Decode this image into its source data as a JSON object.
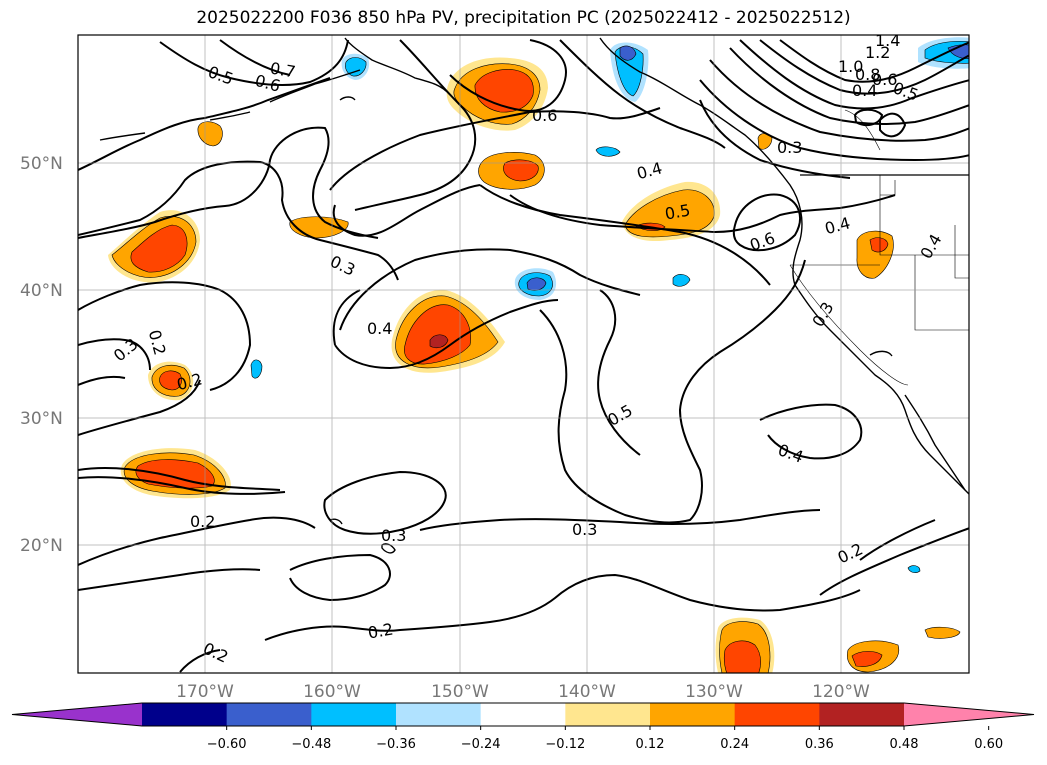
{
  "title": "2025022200 F036 850 hPa PV, precipitation PC (2025022412 - 2025022512)",
  "map": {
    "lat_labels": [
      "50°N",
      "40°N",
      "30°N",
      "20°N"
    ],
    "lon_labels": [
      "170°W",
      "160°W",
      "150°W",
      "140°W",
      "130°W",
      "120°W"
    ],
    "contour_labels": [
      {
        "text": "0.5",
        "near": "Aleutians west"
      },
      {
        "text": "0.6",
        "near": "Aleutians"
      },
      {
        "text": "0.7",
        "near": "Aleutians"
      },
      {
        "text": "1.4",
        "near": "NE corner"
      },
      {
        "text": "1.2",
        "near": "NE corner"
      },
      {
        "text": "1.0",
        "near": "NE corner"
      },
      {
        "text": "0.8",
        "near": "NE corner"
      },
      {
        "text": "0.6",
        "near": "NE corner"
      },
      {
        "text": "0.4",
        "near": "NE corner"
      },
      {
        "text": "0.5",
        "near": "NE corner"
      },
      {
        "text": "0.6",
        "near": "Gulf of Alaska"
      },
      {
        "text": "0.3",
        "near": "Vancouver Island"
      },
      {
        "text": "0.4",
        "near": "central north"
      },
      {
        "text": "0.5",
        "near": "central north"
      },
      {
        "text": "0.6",
        "near": "off Oregon"
      },
      {
        "text": "0.4",
        "near": "Pacific Northwest"
      },
      {
        "text": "0.4",
        "near": "Idaho"
      },
      {
        "text": "0.3",
        "near": "north central"
      },
      {
        "text": "0.3",
        "near": "California"
      },
      {
        "text": "0.4",
        "near": "mid Pacific"
      },
      {
        "text": "0.3",
        "near": "west"
      },
      {
        "text": "0.2",
        "near": "west"
      },
      {
        "text": "0.2",
        "near": "west"
      },
      {
        "text": "0.5",
        "near": "central"
      },
      {
        "text": "0.4",
        "near": "Baja"
      },
      {
        "text": "0.2",
        "near": "south west"
      },
      {
        "text": "0.3",
        "near": "south central"
      },
      {
        "text": "0.3",
        "near": "south central"
      },
      {
        "text": "0.2",
        "near": "south east"
      },
      {
        "text": "0.2",
        "near": "south"
      },
      {
        "text": "0.2",
        "near": "south west corner"
      }
    ]
  },
  "colorbar": {
    "colors": [
      "#9932cc",
      "#00008b",
      "#3a5fcd",
      "#00bfff",
      "#b0e2ff",
      "#ffffff",
      "#ffe68f",
      "#ffa500",
      "#ff4500",
      "#b22222",
      "#ff82ab"
    ],
    "tick_labels": [
      "−0.60",
      "−0.48",
      "−0.36",
      "−0.24",
      "−0.12",
      "0.12",
      "0.24",
      "0.36",
      "0.48",
      "0.60"
    ]
  }
}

■ REQUIREMENTS
Copy out every line in the listing where the word "Pacific" appears.

■ REPLY TO THE EXERCISE
        "near": "Pacific Northwest"
        "near": "mid Pacific"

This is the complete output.